--- start Data provided ---
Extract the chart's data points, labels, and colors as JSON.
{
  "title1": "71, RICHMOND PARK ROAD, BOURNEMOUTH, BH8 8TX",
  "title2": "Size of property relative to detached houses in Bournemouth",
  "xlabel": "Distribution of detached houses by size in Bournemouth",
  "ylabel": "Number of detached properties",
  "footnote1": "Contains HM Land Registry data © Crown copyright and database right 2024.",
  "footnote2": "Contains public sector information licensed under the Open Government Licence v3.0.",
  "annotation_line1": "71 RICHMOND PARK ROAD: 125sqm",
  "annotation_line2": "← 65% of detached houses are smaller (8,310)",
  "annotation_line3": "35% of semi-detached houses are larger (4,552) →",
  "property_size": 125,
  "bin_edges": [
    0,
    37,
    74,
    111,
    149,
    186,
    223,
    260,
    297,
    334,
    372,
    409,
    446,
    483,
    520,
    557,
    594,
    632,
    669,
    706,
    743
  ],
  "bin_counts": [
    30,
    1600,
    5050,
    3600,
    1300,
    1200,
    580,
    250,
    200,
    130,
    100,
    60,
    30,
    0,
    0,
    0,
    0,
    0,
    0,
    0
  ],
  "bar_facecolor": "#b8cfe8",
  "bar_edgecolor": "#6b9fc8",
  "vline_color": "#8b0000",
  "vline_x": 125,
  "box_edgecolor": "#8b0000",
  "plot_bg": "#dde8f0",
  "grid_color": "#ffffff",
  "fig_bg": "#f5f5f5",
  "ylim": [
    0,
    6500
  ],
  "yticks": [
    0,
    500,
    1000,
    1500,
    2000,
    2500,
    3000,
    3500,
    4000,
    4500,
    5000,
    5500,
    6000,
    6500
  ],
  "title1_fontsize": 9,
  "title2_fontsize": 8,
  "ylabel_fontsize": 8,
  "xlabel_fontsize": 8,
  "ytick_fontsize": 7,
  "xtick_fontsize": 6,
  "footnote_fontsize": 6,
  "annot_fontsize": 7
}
--- end Data provided ---
Exercise instructions:
Every record should be given again exactly.

Solution below:
Extract the chart's data points, labels, and colors as JSON.
{
  "title1": "71, RICHMOND PARK ROAD, BOURNEMOUTH, BH8 8TX",
  "title2": "Size of property relative to detached houses in Bournemouth",
  "xlabel": "Distribution of detached houses by size in Bournemouth",
  "ylabel": "Number of detached properties",
  "footnote1": "Contains HM Land Registry data © Crown copyright and database right 2024.",
  "footnote2": "Contains public sector information licensed under the Open Government Licence v3.0.",
  "annotation_line1": "71 RICHMOND PARK ROAD: 125sqm",
  "annotation_line2": "← 65% of detached houses are smaller (8,310)",
  "annotation_line3": "35% of semi-detached houses are larger (4,552) →",
  "property_size": 125,
  "bin_edges": [
    0,
    37,
    74,
    111,
    149,
    186,
    223,
    260,
    297,
    334,
    372,
    409,
    446,
    483,
    520,
    557,
    594,
    632,
    669,
    706,
    743
  ],
  "bin_counts": [
    30,
    1600,
    5050,
    3600,
    1300,
    1200,
    580,
    250,
    200,
    130,
    100,
    60,
    30,
    0,
    0,
    0,
    0,
    0,
    0,
    0
  ],
  "bar_facecolor": "#b8cfe8",
  "bar_edgecolor": "#6b9fc8",
  "vline_color": "#8b0000",
  "vline_x": 125,
  "box_edgecolor": "#8b0000",
  "plot_bg": "#dde8f0",
  "grid_color": "#ffffff",
  "fig_bg": "#f5f5f5",
  "ylim": [
    0,
    6500
  ],
  "yticks": [
    0,
    500,
    1000,
    1500,
    2000,
    2500,
    3000,
    3500,
    4000,
    4500,
    5000,
    5500,
    6000,
    6500
  ],
  "title1_fontsize": 9,
  "title2_fontsize": 8,
  "ylabel_fontsize": 8,
  "xlabel_fontsize": 8,
  "ytick_fontsize": 7,
  "xtick_fontsize": 6,
  "footnote_fontsize": 6,
  "annot_fontsize": 7
}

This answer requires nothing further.